◆ **Document passage**:
===============
Temporal discounting is the tendency humans demonstrate of preferring smaller, immediate gains to larger, delayed ones, leading to poor financial decisions. Economic inequality, low income, and inflation have all been associated with greater discounting. This is particularly concerning in the current times of aggravating, harmful, and growing economic inequality.
If anything is to be done about it, a phenomenon of this magnitude and significance requires robust investigation. Yet, while there is no shortage of articles on the topic, the vast majority rely on narrow measures testing financial decisions compared to a single threshold known as an indifference point. Furthermore, as is often the case, most studies have been conducted with Western populations. As such, there are limitations to our knowledge about the generalizability of temporal discounting and its global implications.
Rather than nitpicking a single approach and continuing the piecemeal investigation of the construct, we decided to assess its generalizability across different measures and contexts. Considering the link between temporal discounting and economic factors, which vary greatly between countries, we aimed to obtain a more robust understanding of temporal choice anomalies (using the classic framework by George Loewenstein and Drazen Prelec). To this end, we developed a broader measurement including several intertemporal choice metrics and investigated the construct in a sample of 13,629 participants from 61 countries.
===============
◆ **Required tasks**:
a – Answer these questions from the passage on temporal discounting:
(i) Which three economic factors have been associated with greater discounting?
(ii) With what populations have most studies been conducted?
(iii) How many participants, from how many countries, were in the sample investigated?
b – Summarize the passage on temporal discounting in two sentences.
The data that follow have no connection to the passage on temporal discounting.
===============
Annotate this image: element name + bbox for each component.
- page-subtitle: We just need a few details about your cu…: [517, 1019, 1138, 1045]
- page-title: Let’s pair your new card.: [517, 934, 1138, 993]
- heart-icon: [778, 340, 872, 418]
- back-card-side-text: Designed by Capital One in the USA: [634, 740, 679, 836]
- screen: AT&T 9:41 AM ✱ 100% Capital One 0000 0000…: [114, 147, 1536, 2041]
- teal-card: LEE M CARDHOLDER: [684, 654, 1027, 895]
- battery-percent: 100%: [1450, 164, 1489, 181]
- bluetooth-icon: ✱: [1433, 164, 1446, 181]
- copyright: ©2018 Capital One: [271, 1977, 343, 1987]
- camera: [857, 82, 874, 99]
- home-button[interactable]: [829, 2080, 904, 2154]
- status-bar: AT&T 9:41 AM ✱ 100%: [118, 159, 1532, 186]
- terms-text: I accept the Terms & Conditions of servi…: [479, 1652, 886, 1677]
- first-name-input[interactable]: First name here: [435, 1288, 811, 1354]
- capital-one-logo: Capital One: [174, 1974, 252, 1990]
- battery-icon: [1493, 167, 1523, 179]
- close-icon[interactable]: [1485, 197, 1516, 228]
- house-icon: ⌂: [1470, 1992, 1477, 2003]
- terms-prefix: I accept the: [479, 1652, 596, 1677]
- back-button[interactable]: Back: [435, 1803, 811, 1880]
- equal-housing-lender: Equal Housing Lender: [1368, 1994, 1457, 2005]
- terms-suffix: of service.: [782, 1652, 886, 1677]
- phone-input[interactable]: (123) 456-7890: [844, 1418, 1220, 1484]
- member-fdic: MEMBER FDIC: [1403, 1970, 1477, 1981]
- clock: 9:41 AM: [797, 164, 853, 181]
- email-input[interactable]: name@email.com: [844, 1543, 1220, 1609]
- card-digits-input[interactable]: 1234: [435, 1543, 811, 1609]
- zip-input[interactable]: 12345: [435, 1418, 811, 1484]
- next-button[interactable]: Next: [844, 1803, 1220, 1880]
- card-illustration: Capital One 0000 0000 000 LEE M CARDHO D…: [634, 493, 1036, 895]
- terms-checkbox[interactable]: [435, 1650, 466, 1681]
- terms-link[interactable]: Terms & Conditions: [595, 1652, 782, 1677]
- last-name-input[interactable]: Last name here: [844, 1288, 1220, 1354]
===============
◆ **Outputs for the tasks**:
a –
(i) Economic inequality, low income, and inflation.
(ii) Western populations.
(iii) 13,629 participants from 61 countries.

b – Temporal discounting, the human preference for smaller immediate gains over larger delayed ones, leads to poor financial decisions and has been associated with economic inequality, low income, and inflation, yet most research relies on narrow indifference-point measures and Western populations. To assess the construct's generalizability, the researchers developed a broader measurement with several intertemporal choice metrics and applied it to 13,629 participants from 61 countries.